■ CHALLENGE ■
Work out the number of lines in the listing that include the string "filter". Reply with that number alone.

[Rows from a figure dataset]
========================================================================

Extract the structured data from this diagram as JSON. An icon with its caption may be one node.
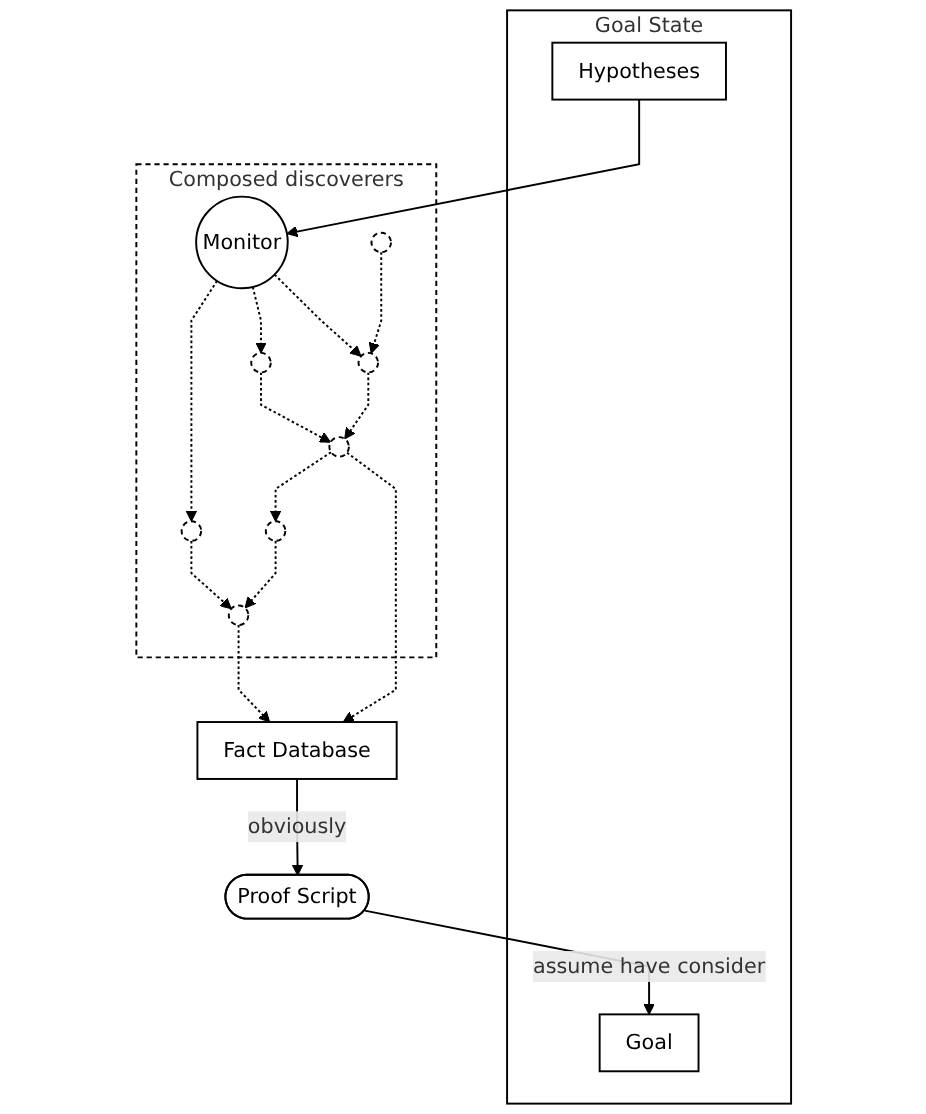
{
  "diagram": {
    "nodes": [
      {
        "text": [
          "Goal State"
        ]
      },
      {
        "text": [
          "Hypotheses"
        ],
        "in": 0
      },
      {
        "text": [
          "Goal"
        ],
        "in": 0
      },
      {
        "text": [
          "Proof Script"
        ]
      },
      {
        "text": [
          "Composed discoverers"
        ]
      },
      {
        "text": [
          "Monitor"
        ],
        "in": 4
      },
      {
        "text": [],
        "shape": "circle",
        "in": 4
      },
      {
        "text": [],
        "shape": "circle",
        "in": 4
      },
      {
        "text": [],
        "shape": "circle",
        "in": 4
      },
      {
        "text": [],
        "shape": "circle",
        "in": 4
      },
      {
        "text": [],
        "shape": "circle",
        "in": 4
      },
      {
        "text": [],
        "shape": "circle",
        "in": 4
      },
      {
        "text": [],
        "shape": "circle",
        "in": 4
      },
      {
        "text": [
          "Fact Database"
        ]
      }
    ],
    "edges": [
      {
        "from": 3,
        "to": 2,
        "arrow": "to",
        "label": "assume have consider"
      },
      {
        "from": 1,
        "to": 5,
        "arrow": "to"
      },
      {
        "from": 5,
        "to": 7,
        "arrow": "to",
        "style": "dashed"
      },
      {
        "from": 5,
        "to": 8,
        "arrow": "to",
        "style": "dashed"
      },
      {
        "from": 5,
        "to": 9,
        "arrow": "to",
        "style": "dashed"
      },
      {
        "from": 6,
        "to": 9,
        "arrow": "to",
        "style": "dashed"
      },
      {
        "from": 8,
        "to": 11,
        "arrow": "to",
        "style": "dashed"
      },
      {
        "from": 9,
        "to": 11,
        "arrow": "to",
        "style": "dashed"
      },
      {
        "from": 11,
        "to": 10,
        "arrow": "to",
        "style": "dashed"
      },
      {
        "from": 7,
        "to": 12,
        "arrow": "to",
        "style": "dashed"
      },
      {
        "from": 10,
        "to": 12,
        "arrow": "to",
        "style": "dashed"
      },
      {
        "from": 11,
        "to": 13,
        "arrow": "to",
        "style": "dashed"
      },
      {
        "from": 12,
        "to": 13,
        "arrow": "to",
        "style": "dashed"
      },
      {
        "from": 13,
        "to": 3,
        "arrow": "to",
        "label": "obviously"
      }
    ]
  }
}
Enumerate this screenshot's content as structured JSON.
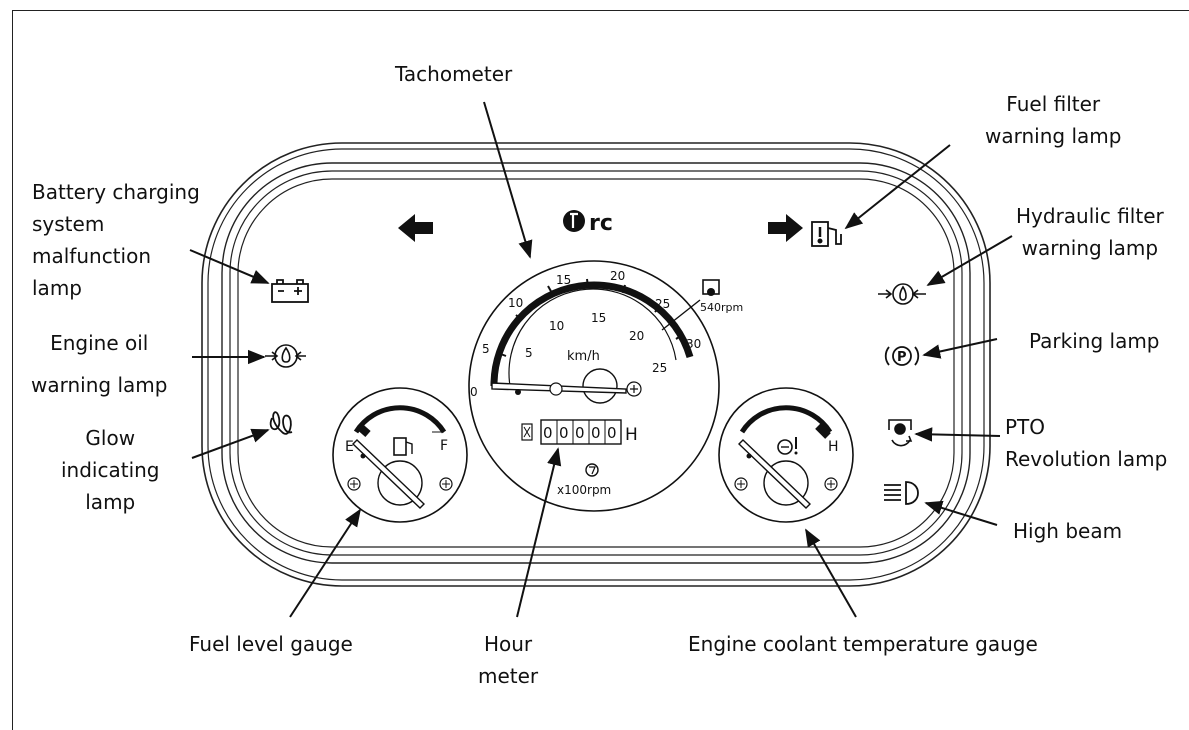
{
  "labels": {
    "tachometer": "Tachometer",
    "fuel_filter": "Fuel filter\nwarning lamp",
    "battery": "Battery charging\nsystem\nmalfunction\nlamp",
    "hydraulic_filter": "Hydraulic filter\nwarning lamp",
    "engine_oil": "Engine oil\nwarning lamp",
    "parking": "Parking lamp",
    "glow": "Glow\nindicating\nlamp",
    "pto": "PTO\nRevolution lamp",
    "high_beam": "High beam",
    "fuel_level": "Fuel level gauge",
    "hour_meter": "Hour\nmeter",
    "coolant": "Engine coolant temperature gauge"
  },
  "dial": {
    "logo": "rc",
    "unit": "km/h",
    "rpm_unit": "x100rpm",
    "pto_rpm": "540rpm",
    "hour_digits": [
      "0",
      "0",
      "0",
      "0",
      "0"
    ],
    "hour_suffix": "H",
    "outer_scale": [
      "0",
      "5",
      "10",
      "15",
      "20",
      "25",
      "30"
    ],
    "inner_scale": [
      "5",
      "10",
      "15",
      "20",
      "25"
    ],
    "zero": "0"
  },
  "fuel_gauge": {
    "empty": "E",
    "full": "F"
  },
  "temp_gauge": {
    "hot": "H"
  }
}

========================================================================

■ THE SOLUTION ■
2